Directions for this task:
Single out each line with the word "effect" and copy it.

(Dataset records)
==============================

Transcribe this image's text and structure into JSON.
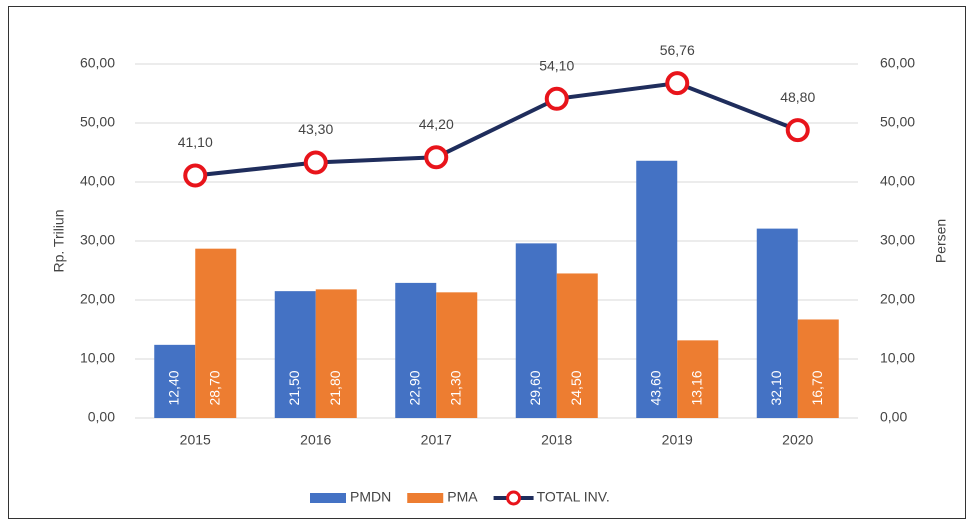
{
  "chart_data": {
    "type": "bar",
    "categories": [
      "2015",
      "2016",
      "2017",
      "2018",
      "2019",
      "2020"
    ],
    "series": [
      {
        "name": "PMDN",
        "type": "bar",
        "color": "#4472c4",
        "values": [
          12.4,
          21.5,
          22.9,
          29.6,
          43.6,
          32.1
        ],
        "value_labels": [
          "12,40",
          "21,50",
          "22,90",
          "29,60",
          "43,60",
          "32,10"
        ]
      },
      {
        "name": "PMA",
        "type": "bar",
        "color": "#ed7d31",
        "values": [
          28.7,
          21.8,
          21.3,
          24.5,
          13.16,
          16.7
        ],
        "value_labels": [
          "28,70",
          "21,80",
          "21,30",
          "24,50",
          "13,16",
          "16,70"
        ]
      },
      {
        "name": "TOTAL INV.",
        "type": "line",
        "color": "#1f2d5c",
        "marker_color": "#e8141b",
        "values": [
          41.1,
          43.3,
          44.2,
          54.1,
          56.76,
          48.8
        ],
        "value_labels": [
          "41,10",
          "43,30",
          "44,20",
          "54,10",
          "56,76",
          "48,80"
        ]
      }
    ],
    "ylabel": "Rp. Triliun",
    "y2label": "Persen",
    "ylim": [
      0,
      60
    ],
    "yticks": [
      {
        "value": 0,
        "label": "0,00"
      },
      {
        "value": 10,
        "label": "10,00"
      },
      {
        "value": 20,
        "label": "20,00"
      },
      {
        "value": 30,
        "label": "30,00"
      },
      {
        "value": 40,
        "label": "40,00"
      },
      {
        "value": 50,
        "label": "50,00"
      },
      {
        "value": 60,
        "label": "60,00"
      }
    ],
    "y2lim": [
      0,
      60
    ],
    "y2ticks": [
      {
        "value": 0,
        "label": "0,00"
      },
      {
        "value": 10,
        "label": "10,00"
      },
      {
        "value": 20,
        "label": "20,00"
      },
      {
        "value": 30,
        "label": "30,00"
      },
      {
        "value": 40,
        "label": "40,00"
      },
      {
        "value": 50,
        "label": "50,00"
      },
      {
        "value": 60,
        "label": "60,00"
      }
    ],
    "grid": true,
    "legend": "bottom"
  }
}
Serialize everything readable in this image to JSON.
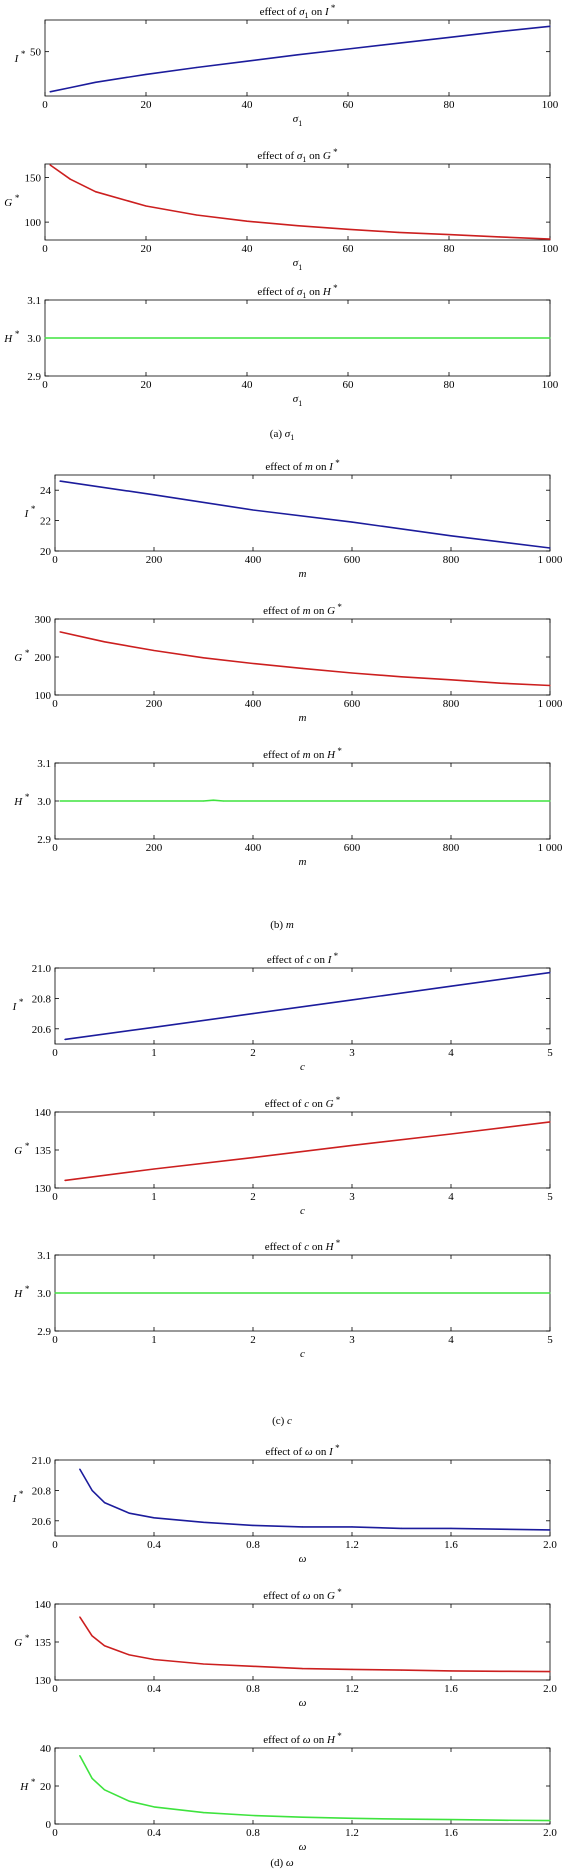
{
  "subfigures": [
    {
      "caption": "(a) σ1"
    },
    {
      "caption": "(b) m"
    },
    {
      "caption": "(c) c"
    },
    {
      "caption": "(d) ω"
    }
  ],
  "chart_data": [
    {
      "type": "line",
      "title": "effect of σ1 on I*",
      "xlabel": "σ1",
      "ylabel": "I*",
      "xlim": [
        0,
        100
      ],
      "ylim": [
        8,
        80
      ],
      "xticks": [
        "0",
        "20",
        "40",
        "60",
        "80",
        "100"
      ],
      "yticks": [
        "50"
      ],
      "grid": false,
      "series": [
        {
          "color": "#1c1c9c",
          "x": [
            1,
            5,
            10,
            20,
            30,
            40,
            50,
            60,
            70,
            80,
            90,
            100
          ],
          "y": [
            12,
            16,
            21,
            28.5,
            35,
            41,
            47,
            52.5,
            58,
            63.5,
            69,
            74
          ]
        }
      ]
    },
    {
      "type": "line",
      "title": "effect of σ1 on G*",
      "xlabel": "σ1",
      "ylabel": "G*",
      "xlim": [
        0,
        100
      ],
      "ylim": [
        80,
        165
      ],
      "xticks": [
        "0",
        "20",
        "40",
        "60",
        "80",
        "100"
      ],
      "yticks": [
        "100",
        "150"
      ],
      "grid": false,
      "series": [
        {
          "color": "#cc1f1f",
          "x": [
            1,
            5,
            10,
            20,
            30,
            40,
            50,
            60,
            70,
            80,
            90,
            100
          ],
          "y": [
            164,
            148,
            134,
            118,
            108,
            101,
            96,
            92,
            88.5,
            86,
            83.5,
            81
          ]
        }
      ]
    },
    {
      "type": "line",
      "title": "effect of σ1 on H*",
      "xlabel": "σ1",
      "ylabel": "H*",
      "xlim": [
        0,
        100
      ],
      "ylim": [
        2.9,
        3.1
      ],
      "xticks": [
        "0",
        "20",
        "40",
        "60",
        "80",
        "100"
      ],
      "yticks": [
        "2.9",
        "3.0",
        "3.1"
      ],
      "grid": false,
      "series": [
        {
          "color": "#3ee33e",
          "x": [
            0,
            100
          ],
          "y": [
            3.0,
            3.0
          ]
        }
      ]
    },
    {
      "type": "line",
      "title": "effect of m on I*",
      "xlabel": "m",
      "ylabel": "I*",
      "xlim": [
        0,
        1000
      ],
      "ylim": [
        20,
        25
      ],
      "xticks": [
        "0",
        "200",
        "400",
        "600",
        "800",
        "1 000"
      ],
      "yticks": [
        "20",
        "22",
        "24"
      ],
      "grid": false,
      "series": [
        {
          "color": "#1c1c9c",
          "x": [
            10,
            200,
            400,
            600,
            800,
            1000
          ],
          "y": [
            24.6,
            23.7,
            22.7,
            21.9,
            21.0,
            20.2
          ]
        }
      ]
    },
    {
      "type": "line",
      "title": "effect of m on G*",
      "xlabel": "m",
      "ylabel": "G*",
      "xlim": [
        0,
        1000
      ],
      "ylim": [
        100,
        300
      ],
      "xticks": [
        "0",
        "200",
        "400",
        "600",
        "800",
        "1 000"
      ],
      "yticks": [
        "100",
        "200",
        "300"
      ],
      "grid": false,
      "series": [
        {
          "color": "#cc1f1f",
          "x": [
            10,
            100,
            200,
            300,
            400,
            500,
            600,
            700,
            800,
            900,
            1000
          ],
          "y": [
            266,
            240,
            217,
            198,
            183,
            170,
            158,
            148,
            140,
            131,
            125
          ]
        }
      ]
    },
    {
      "type": "line",
      "title": "effect of m on H*",
      "xlabel": "m",
      "ylabel": "H*",
      "xlim": [
        0,
        1000
      ],
      "ylim": [
        2.9,
        3.1
      ],
      "xticks": [
        "0",
        "200",
        "400",
        "600",
        "800",
        "1 000"
      ],
      "yticks": [
        "2.9",
        "3.0",
        "3.1"
      ],
      "grid": false,
      "series": [
        {
          "color": "#3ee33e",
          "x": [
            10,
            300,
            320,
            340,
            1000
          ],
          "y": [
            3.0,
            3.0,
            3.002,
            3.0,
            3.0
          ]
        }
      ]
    },
    {
      "type": "line",
      "title": "effect of c on I*",
      "xlabel": "c",
      "ylabel": "I*",
      "xlim": [
        0,
        5
      ],
      "ylim": [
        20.5,
        21.0
      ],
      "xticks": [
        "0",
        "1",
        "2",
        "3",
        "4",
        "5"
      ],
      "yticks": [
        "20.6",
        "20.8",
        "21.0"
      ],
      "grid": false,
      "series": [
        {
          "color": "#1c1c9c",
          "x": [
            0.1,
            1,
            2,
            3,
            4,
            5
          ],
          "y": [
            20.53,
            20.61,
            20.7,
            20.79,
            20.88,
            20.97
          ]
        }
      ]
    },
    {
      "type": "line",
      "title": "effect of c on G*",
      "xlabel": "c",
      "ylabel": "G*",
      "xlim": [
        0,
        5
      ],
      "ylim": [
        130,
        140
      ],
      "xticks": [
        "0",
        "1",
        "2",
        "3",
        "4",
        "5"
      ],
      "yticks": [
        "130",
        "135",
        "140"
      ],
      "grid": false,
      "series": [
        {
          "color": "#cc1f1f",
          "x": [
            0.1,
            1,
            2,
            3,
            4,
            5
          ],
          "y": [
            131,
            132.5,
            134,
            135.6,
            137.1,
            138.7
          ]
        }
      ]
    },
    {
      "type": "line",
      "title": "effect of c on H*",
      "xlabel": "c",
      "ylabel": "H*",
      "xlim": [
        0,
        5
      ],
      "ylim": [
        2.9,
        3.1
      ],
      "xticks": [
        "0",
        "1",
        "2",
        "3",
        "4",
        "5"
      ],
      "yticks": [
        "2.9",
        "3.0",
        "3.1"
      ],
      "grid": false,
      "series": [
        {
          "color": "#3ee33e",
          "x": [
            0,
            5
          ],
          "y": [
            3.0,
            3.0
          ]
        }
      ]
    },
    {
      "type": "line",
      "title": "effect of ω on I*",
      "xlabel": "ω",
      "ylabel": "I*",
      "xlim": [
        0,
        2.0
      ],
      "ylim": [
        20.5,
        21.0
      ],
      "xticks": [
        "0",
        "0.4",
        "0.8",
        "1.2",
        "1.6",
        "2.0"
      ],
      "yticks": [
        "20.6",
        "20.8",
        "21.0"
      ],
      "grid": false,
      "series": [
        {
          "color": "#1c1c9c",
          "x": [
            0.1,
            0.15,
            0.2,
            0.3,
            0.4,
            0.6,
            0.8,
            1.0,
            1.2,
            1.4,
            1.6,
            1.8,
            2.0
          ],
          "y": [
            20.94,
            20.8,
            20.72,
            20.65,
            20.62,
            20.59,
            20.57,
            20.56,
            20.56,
            20.55,
            20.55,
            20.545,
            20.54
          ]
        }
      ]
    },
    {
      "type": "line",
      "title": "effect of ω on G*",
      "xlabel": "ω",
      "ylabel": "G*",
      "xlim": [
        0,
        2.0
      ],
      "ylim": [
        130,
        140
      ],
      "xticks": [
        "0",
        "0.4",
        "0.8",
        "1.2",
        "1.6",
        "2.0"
      ],
      "yticks": [
        "130",
        "135",
        "140"
      ],
      "grid": false,
      "series": [
        {
          "color": "#cc1f1f",
          "x": [
            0.1,
            0.15,
            0.2,
            0.3,
            0.4,
            0.6,
            0.8,
            1.0,
            1.2,
            1.4,
            1.6,
            1.8,
            2.0
          ],
          "y": [
            138.3,
            135.8,
            134.5,
            133.3,
            132.7,
            132.1,
            131.8,
            131.5,
            131.4,
            131.3,
            131.2,
            131.15,
            131.1
          ]
        }
      ]
    },
    {
      "type": "line",
      "title": "effect of ω on H*",
      "xlabel": "ω",
      "ylabel": "H*",
      "xlim": [
        0,
        2.0
      ],
      "ylim": [
        0,
        40
      ],
      "xticks": [
        "0",
        "0.4",
        "0.8",
        "1.2",
        "1.6",
        "2.0"
      ],
      "yticks": [
        "0",
        "20",
        "40"
      ],
      "grid": false,
      "series": [
        {
          "color": "#3ee33e",
          "x": [
            0.1,
            0.15,
            0.2,
            0.3,
            0.4,
            0.6,
            0.8,
            1.0,
            1.2,
            1.4,
            1.6,
            1.8,
            2.0
          ],
          "y": [
            36,
            24,
            18,
            12,
            9,
            6,
            4.5,
            3.6,
            3,
            2.6,
            2.3,
            2,
            1.8
          ]
        }
      ]
    }
  ]
}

==============================

Full response:
      "title": "effect of σ1 on I*",
      "title": "effect of σ1 on G*",
      "title": "effect of σ1 on H*",
      "title": "effect of m on I*",
      "title": "effect of m on G*",
      "title": "effect of m on H*",
      "title": "effect of c on I*",
      "title": "effect of c on G*",
      "title": "effect of c on H*",
      "title": "effect of ω on I*",
      "title": "effect of ω on G*",
      "title": "effect of ω on H*",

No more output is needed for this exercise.